Task statement — Are you able to quote each entry exactly as written?

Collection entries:
>> START
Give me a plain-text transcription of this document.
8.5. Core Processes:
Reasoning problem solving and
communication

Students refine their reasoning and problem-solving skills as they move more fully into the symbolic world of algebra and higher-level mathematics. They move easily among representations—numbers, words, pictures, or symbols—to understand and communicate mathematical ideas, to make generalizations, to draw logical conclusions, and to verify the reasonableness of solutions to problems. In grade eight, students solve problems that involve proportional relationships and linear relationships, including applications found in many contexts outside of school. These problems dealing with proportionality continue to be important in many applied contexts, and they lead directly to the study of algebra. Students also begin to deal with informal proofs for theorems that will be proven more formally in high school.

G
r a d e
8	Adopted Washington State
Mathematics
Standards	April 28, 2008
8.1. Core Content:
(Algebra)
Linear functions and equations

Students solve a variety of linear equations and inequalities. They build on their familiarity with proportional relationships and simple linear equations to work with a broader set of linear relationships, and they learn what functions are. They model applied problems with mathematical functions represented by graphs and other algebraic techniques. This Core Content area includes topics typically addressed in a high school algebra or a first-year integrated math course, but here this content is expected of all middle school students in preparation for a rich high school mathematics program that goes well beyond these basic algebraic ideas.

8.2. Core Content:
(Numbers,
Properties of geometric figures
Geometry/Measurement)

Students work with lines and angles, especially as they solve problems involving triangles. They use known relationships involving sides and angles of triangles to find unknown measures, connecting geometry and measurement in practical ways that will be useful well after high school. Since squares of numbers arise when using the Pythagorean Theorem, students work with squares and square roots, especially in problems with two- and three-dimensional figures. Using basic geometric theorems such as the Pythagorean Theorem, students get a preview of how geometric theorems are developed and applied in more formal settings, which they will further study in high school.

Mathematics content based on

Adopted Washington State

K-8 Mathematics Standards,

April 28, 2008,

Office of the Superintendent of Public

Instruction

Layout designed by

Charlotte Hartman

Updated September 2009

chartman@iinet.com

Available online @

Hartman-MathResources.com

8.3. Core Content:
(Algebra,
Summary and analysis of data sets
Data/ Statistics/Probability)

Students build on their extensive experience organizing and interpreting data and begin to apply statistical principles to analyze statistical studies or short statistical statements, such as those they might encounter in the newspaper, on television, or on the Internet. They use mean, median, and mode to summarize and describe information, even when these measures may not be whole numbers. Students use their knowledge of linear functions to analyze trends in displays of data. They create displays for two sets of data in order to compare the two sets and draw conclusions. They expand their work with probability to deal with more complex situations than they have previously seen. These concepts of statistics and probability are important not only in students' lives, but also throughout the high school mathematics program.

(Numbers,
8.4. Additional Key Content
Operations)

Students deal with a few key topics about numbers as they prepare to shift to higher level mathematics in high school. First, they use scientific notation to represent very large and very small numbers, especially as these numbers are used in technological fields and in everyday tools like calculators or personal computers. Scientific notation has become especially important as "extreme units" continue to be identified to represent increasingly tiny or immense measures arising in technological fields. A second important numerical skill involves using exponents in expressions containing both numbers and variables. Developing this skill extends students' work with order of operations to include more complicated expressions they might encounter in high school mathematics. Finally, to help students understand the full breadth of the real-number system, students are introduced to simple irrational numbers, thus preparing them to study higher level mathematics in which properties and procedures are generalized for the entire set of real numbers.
>> END
Full response —
Give me a plain-text transcription of this document.
8.5. Core Processes:
Reasoning problem solving and
communication

Students refine their reasoning and problem-solving skills as they move more fully into the symbolic world of algebra and higher-level mathematics. They move easily among representations—numbers, words, pictures, or symbols—to understand and communicate mathematical ideas, to make generalizations, to draw logical conclusions, and to verify the reasonableness of solutions to problems. In grade eight, students solve problems that involve proportional relationships and linear relationships, including applications found in many contexts outside of school. These problems dealing with proportionality continue to be important in many applied contexts, and they lead directly to the study of algebra. Students also begin to deal with informal proofs for theorems that will be proven more formally in high school.

G
r a d e
8	Adopted Washington State
Mathematics
Standards	April 28, 2008
8.1. Core Content:
(Algebra)
Linear functions and equations

Students solve a variety of linear equations and inequalities. They build on their familiarity with proportional relationships and simple linear equations to work with a broader set of linear relationships, and they learn what functions are. They model applied problems with mathematical functions represented by graphs and other algebraic techniques. This Core Content area includes topics typically addressed in a high school algebra or a first-year integrated math course, but here this content is expected of all middle school students in preparation for a rich high school mathematics program that goes well beyond these basic algebraic ideas.

8.2. Core Content:
(Numbers,
Properties of geometric figures
Geometry/Measurement)

Students work with lines and angles, especially as they solve problems involving triangles. They use known relationships involving sides and angles of triangles to find unknown measures, connecting geometry and measurement in practical ways that will be useful well after high school. Since squares of numbers arise when using the Pythagorean Theorem, students work with squares and square roots, especially in problems with two- and three-dimensional figures. Using basic geometric theorems such as the Pythagorean Theorem, students get a preview of how geometric theorems are developed and applied in more formal settings, which they will further study in high school.

Mathematics content based on

Adopted Washington State

K-8 Mathematics Standards,

April 28, 2008,

Office of the Superintendent of Public

Instruction

Layout designed by

Charlotte Hartman

Updated September 2009

chartman@iinet.com

Available online @

Hartman-MathResources.com

8.3. Core Content:
(Algebra,
Summary and analysis of data sets
Data/ Statistics/Probability)

Students build on their extensive experience organizing and interpreting data and begin to apply statistical principles to analyze statistical studies or short statistical statements, such as those they might encounter in the newspaper, on television, or on the Internet. They use mean, median, and mode to summarize and describe information, even when these measures may not be whole numbers. Students use their knowledge of linear functions to analyze trends in displays of data. They create displays for two sets of data in order to compare the two sets and draw conclusions. They expand their work with probability to deal with more complex situations than they have previously seen. These concepts of statistics and probability are important not only in students' lives, but also throughout the high school mathematics program.

(Numbers,
8.4. Additional Key Content
Operations)

Students deal with a few key topics about numbers as they prepare to shift to higher level mathematics in high school. First, they use scientific notation to represent very large and very small numbers, especially as these numbers are used in technological fields and in everyday tools like calculators or personal computers. Scientific notation has become especially important as "extreme units" continue to be identified to represent increasingly tiny or immense measures arising in technological fields. A second important numerical skill involves using exponents in expressions containing both numbers and variables. Developing this skill extends students' work with order of operations to include more complicated expressions they might encounter in high school mathematics. Finally, to help students understand the full breadth of the real-number system, students are introduced to simple irrational numbers, thus preparing them to study higher level mathematics in which properties and procedures are generalized for the entire set of real numbers.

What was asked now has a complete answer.